Repeat the listing in full. Nothing may be added or left out.

==*==

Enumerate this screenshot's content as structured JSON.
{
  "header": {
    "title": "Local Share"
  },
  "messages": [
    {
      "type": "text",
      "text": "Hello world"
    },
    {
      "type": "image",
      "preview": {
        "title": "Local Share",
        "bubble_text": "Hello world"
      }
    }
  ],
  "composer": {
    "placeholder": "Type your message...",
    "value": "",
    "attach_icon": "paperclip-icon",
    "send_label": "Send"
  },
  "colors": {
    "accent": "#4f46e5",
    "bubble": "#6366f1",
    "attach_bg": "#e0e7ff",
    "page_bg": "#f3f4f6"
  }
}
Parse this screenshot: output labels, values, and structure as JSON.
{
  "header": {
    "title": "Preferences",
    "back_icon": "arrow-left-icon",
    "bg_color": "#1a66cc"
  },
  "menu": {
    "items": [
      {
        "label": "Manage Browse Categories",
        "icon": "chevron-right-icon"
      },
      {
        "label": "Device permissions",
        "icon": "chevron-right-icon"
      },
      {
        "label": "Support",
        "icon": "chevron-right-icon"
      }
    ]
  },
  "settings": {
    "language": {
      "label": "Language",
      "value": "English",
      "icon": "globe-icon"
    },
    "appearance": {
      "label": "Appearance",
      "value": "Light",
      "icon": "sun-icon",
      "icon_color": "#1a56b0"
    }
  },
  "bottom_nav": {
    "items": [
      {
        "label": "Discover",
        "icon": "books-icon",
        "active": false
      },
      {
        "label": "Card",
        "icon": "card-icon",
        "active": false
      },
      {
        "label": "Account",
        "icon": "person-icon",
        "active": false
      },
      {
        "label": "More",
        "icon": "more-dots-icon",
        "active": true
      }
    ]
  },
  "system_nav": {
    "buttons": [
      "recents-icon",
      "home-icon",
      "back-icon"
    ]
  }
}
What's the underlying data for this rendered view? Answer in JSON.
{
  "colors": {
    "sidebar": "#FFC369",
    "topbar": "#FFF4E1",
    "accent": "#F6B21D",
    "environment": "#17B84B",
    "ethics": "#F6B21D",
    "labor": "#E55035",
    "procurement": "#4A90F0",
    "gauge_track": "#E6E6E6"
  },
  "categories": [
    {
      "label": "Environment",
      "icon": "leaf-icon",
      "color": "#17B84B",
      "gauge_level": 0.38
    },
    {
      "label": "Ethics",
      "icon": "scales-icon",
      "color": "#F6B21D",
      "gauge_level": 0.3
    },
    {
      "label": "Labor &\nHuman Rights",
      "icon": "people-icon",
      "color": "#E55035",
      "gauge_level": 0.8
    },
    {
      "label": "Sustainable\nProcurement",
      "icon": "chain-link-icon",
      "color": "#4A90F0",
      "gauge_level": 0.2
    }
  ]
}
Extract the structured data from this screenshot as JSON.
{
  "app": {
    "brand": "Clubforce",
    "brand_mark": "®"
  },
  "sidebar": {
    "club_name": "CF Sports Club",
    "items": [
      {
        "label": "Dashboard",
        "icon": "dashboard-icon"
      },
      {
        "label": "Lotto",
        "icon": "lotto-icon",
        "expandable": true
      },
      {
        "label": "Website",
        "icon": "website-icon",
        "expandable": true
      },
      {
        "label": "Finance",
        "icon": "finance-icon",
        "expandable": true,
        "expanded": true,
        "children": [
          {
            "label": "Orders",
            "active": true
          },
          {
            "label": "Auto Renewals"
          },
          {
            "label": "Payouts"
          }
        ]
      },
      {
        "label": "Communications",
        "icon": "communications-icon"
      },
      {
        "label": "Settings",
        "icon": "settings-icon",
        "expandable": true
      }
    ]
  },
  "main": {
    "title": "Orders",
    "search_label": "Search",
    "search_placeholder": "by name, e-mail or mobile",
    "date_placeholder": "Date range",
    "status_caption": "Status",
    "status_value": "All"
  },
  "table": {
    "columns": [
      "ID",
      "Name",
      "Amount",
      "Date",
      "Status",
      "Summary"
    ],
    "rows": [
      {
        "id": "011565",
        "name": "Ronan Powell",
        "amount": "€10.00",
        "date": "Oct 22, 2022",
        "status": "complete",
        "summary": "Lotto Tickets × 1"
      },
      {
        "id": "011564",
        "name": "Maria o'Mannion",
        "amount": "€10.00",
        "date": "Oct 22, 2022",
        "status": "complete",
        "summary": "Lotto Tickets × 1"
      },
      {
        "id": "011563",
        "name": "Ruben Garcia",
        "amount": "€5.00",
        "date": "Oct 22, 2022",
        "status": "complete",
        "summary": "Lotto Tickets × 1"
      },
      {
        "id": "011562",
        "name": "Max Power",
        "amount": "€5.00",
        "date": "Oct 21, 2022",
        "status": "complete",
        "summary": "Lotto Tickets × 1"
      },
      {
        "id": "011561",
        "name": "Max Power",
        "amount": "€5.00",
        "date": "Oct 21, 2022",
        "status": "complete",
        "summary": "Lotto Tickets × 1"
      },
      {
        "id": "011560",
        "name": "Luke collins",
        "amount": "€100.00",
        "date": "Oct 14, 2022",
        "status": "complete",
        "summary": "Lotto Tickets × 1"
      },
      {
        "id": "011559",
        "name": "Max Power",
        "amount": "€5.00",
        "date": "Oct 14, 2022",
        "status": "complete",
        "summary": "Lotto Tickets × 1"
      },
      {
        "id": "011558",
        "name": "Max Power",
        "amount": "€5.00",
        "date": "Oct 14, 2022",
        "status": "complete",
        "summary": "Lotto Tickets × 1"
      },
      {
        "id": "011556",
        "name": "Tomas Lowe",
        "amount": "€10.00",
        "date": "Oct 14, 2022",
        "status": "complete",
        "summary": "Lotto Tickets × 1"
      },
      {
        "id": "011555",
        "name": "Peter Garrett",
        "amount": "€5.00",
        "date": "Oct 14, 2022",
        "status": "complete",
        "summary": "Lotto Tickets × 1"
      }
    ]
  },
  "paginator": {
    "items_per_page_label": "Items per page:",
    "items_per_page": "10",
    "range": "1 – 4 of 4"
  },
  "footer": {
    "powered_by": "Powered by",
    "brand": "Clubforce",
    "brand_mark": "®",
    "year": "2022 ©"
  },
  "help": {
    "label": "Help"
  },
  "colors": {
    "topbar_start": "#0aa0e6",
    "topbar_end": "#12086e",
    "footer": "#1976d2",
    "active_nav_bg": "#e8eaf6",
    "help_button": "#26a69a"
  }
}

==*==

_Response_:
Enumerate this screenshot's content as structured JSON.
{
  "header": {
    "title": "Local Share"
  },
  "messages": [
    {
      "type": "text",
      "text": "Hello world"
    },
    {
      "type": "image",
      "preview": {
        "title": "Local Share",
        "bubble_text": "Hello world"
      }
    }
  ],
  "composer": {
    "placeholder": "Type your message...",
    "value": "",
    "attach_icon": "paperclip-icon",
    "send_label": "Send"
  },
  "colors": {
    "accent": "#4f46e5",
    "bubble": "#6366f1",
    "attach_bg": "#e0e7ff",
    "page_bg": "#f3f4f6"
  }
}
Parse this screenshot: output labels, values, and structure as JSON.
{
  "header": {
    "title": "Preferences",
    "back_icon": "arrow-left-icon",
    "bg_color": "#1a66cc"
  },
  "menu": {
    "items": [
      {
        "label": "Manage Browse Categories",
        "icon": "chevron-right-icon"
      },
      {
        "label": "Device permissions",
        "icon": "chevron-right-icon"
      },
      {
        "label": "Support",
        "icon": "chevron-right-icon"
      }
    ]
  },
  "settings": {
    "language": {
      "label": "Language",
      "value": "English",
      "icon": "globe-icon"
    },
    "appearance": {
      "label": "Appearance",
      "value": "Light",
      "icon": "sun-icon",
      "icon_color": "#1a56b0"
    }
  },
  "bottom_nav": {
    "items": [
      {
        "label": "Discover",
        "icon": "books-icon",
        "active": false
      },
      {
        "label": "Card",
        "icon": "card-icon",
        "active": false
      },
      {
        "label": "Account",
        "icon": "person-icon",
        "active": false
      },
      {
        "label": "More",
        "icon": "more-dots-icon",
        "active": true
      }
    ]
  },
  "system_nav": {
    "buttons": [
      "recents-icon",
      "home-icon",
      "back-icon"
    ]
  }
}
What's the underlying data for this rendered view? Answer in JSON.
{
  "colors": {
    "sidebar": "#FFC369",
    "topbar": "#FFF4E1",
    "accent": "#F6B21D",
    "environment": "#17B84B",
    "ethics": "#F6B21D",
    "labor": "#E55035",
    "procurement": "#4A90F0",
    "gauge_track": "#E6E6E6"
  },
  "categories": [
    {
      "label": "Environment",
      "icon": "leaf-icon",
      "color": "#17B84B",
      "gauge_level": 0.38
    },
    {
      "label": "Ethics",
      "icon": "scales-icon",
      "color": "#F6B21D",
      "gauge_level": 0.3
    },
    {
      "label": "Labor &\nHuman Rights",
      "icon": "people-icon",
      "color": "#E55035",
      "gauge_level": 0.8
    },
    {
      "label": "Sustainable\nProcurement",
      "icon": "chain-link-icon",
      "color": "#4A90F0",
      "gauge_level": 0.2
    }
  ]
}
Extract the structured data from this screenshot as JSON.
{
  "app": {
    "brand": "Clubforce",
    "brand_mark": "®"
  },
  "sidebar": {
    "club_name": "CF Sports Club",
    "items": [
      {
        "label": "Dashboard",
        "icon": "dashboard-icon"
      },
      {
        "label": "Lotto",
        "icon": "lotto-icon",
        "expandable": true
      },
      {
        "label": "Website",
        "icon": "website-icon",
        "expandable": true
      },
      {
        "label": "Finance",
        "icon": "finance-icon",
        "expandable": true,
        "expanded": true,
        "children": [
          {
            "label": "Orders",
            "active": true
          },
          {
            "label": "Auto Renewals"
          },
          {
            "label": "Payouts"
          }
        ]
      },
      {
        "label": "Communications",
        "icon": "communications-icon"
      },
      {
        "label": "Settings",
        "icon": "settings-icon",
        "expandable": true
      }
    ]
  },
  "main": {
    "title": "Orders",
    "search_label": "Search",
    "search_placeholder": "by name, e-mail or mobile",
    "date_placeholder": "Date range",
    "status_caption": "Status",
    "status_value": "All"
  },
  "table": {
    "columns": [
      "ID",
      "Name",
      "Amount",
      "Date",
      "Status",
      "Summary"
    ],
    "rows": [
      {
        "id": "011565",
        "name": "Ronan Powell",
        "amount": "€10.00",
        "date": "Oct 22, 2022",
        "status": "complete",
        "summary": "Lotto Tickets × 1"
      },
      {
        "id": "011564",
        "name": "Maria o'Mannion",
        "amount": "€10.00",
        "date": "Oct 22, 2022",
        "status": "complete",
        "summary": "Lotto Tickets × 1"
      },
      {
        "id": "011563",
        "name": "Ruben Garcia",
        "amount": "€5.00",
        "date": "Oct 22, 2022",
        "status": "complete",
        "summary": "Lotto Tickets × 1"
      },
      {
        "id": "011562",
        "name": "Max Power",
        "amount": "€5.00",
        "date": "Oct 21, 2022",
        "status": "complete",
        "summary": "Lotto Tickets × 1"
      },
      {
        "id": "011561",
        "name": "Max Power",
        "amount": "€5.00",
        "date": "Oct 21, 2022",
        "status": "complete",
        "summary": "Lotto Tickets × 1"
      },
      {
        "id": "011560",
        "name": "Luke collins",
        "amount": "€100.00",
        "date": "Oct 14, 2022",
        "status": "complete",
        "summary": "Lotto Tickets × 1"
      },
      {
        "id": "011559",
        "name": "Max Power",
        "amount": "€5.00",
        "date": "Oct 14, 2022",
        "status": "complete",
        "summary": "Lotto Tickets × 1"
      },
      {
        "id": "011558",
        "name": "Max Power",
        "amount": "€5.00",
        "date": "Oct 14, 2022",
        "status": "complete",
        "summary": "Lotto Tickets × 1"
      },
      {
        "id": "011556",
        "name": "Tomas Lowe",
        "amount": "€10.00",
        "date": "Oct 14, 2022",
        "status": "complete",
        "summary": "Lotto Tickets × 1"
      },
      {
        "id": "011555",
        "name": "Peter Garrett",
        "amount": "€5.00",
        "date": "Oct 14, 2022",
        "status": "complete",
        "summary": "Lotto Tickets × 1"
      }
    ]
  },
  "paginator": {
    "items_per_page_label": "Items per page:",
    "items_per_page": "10",
    "range": "1 – 4 of 4"
  },
  "footer": {
    "powered_by": "Powered by",
    "brand": "Clubforce",
    "brand_mark": "®",
    "year": "2022 ©"
  },
  "help": {
    "label": "Help"
  },
  "colors": {
    "topbar_start": "#0aa0e6",
    "topbar_end": "#12086e",
    "footer": "#1976d2",
    "active_nav_bg": "#e8eaf6",
    "help_button": "#26a69a"
  }
}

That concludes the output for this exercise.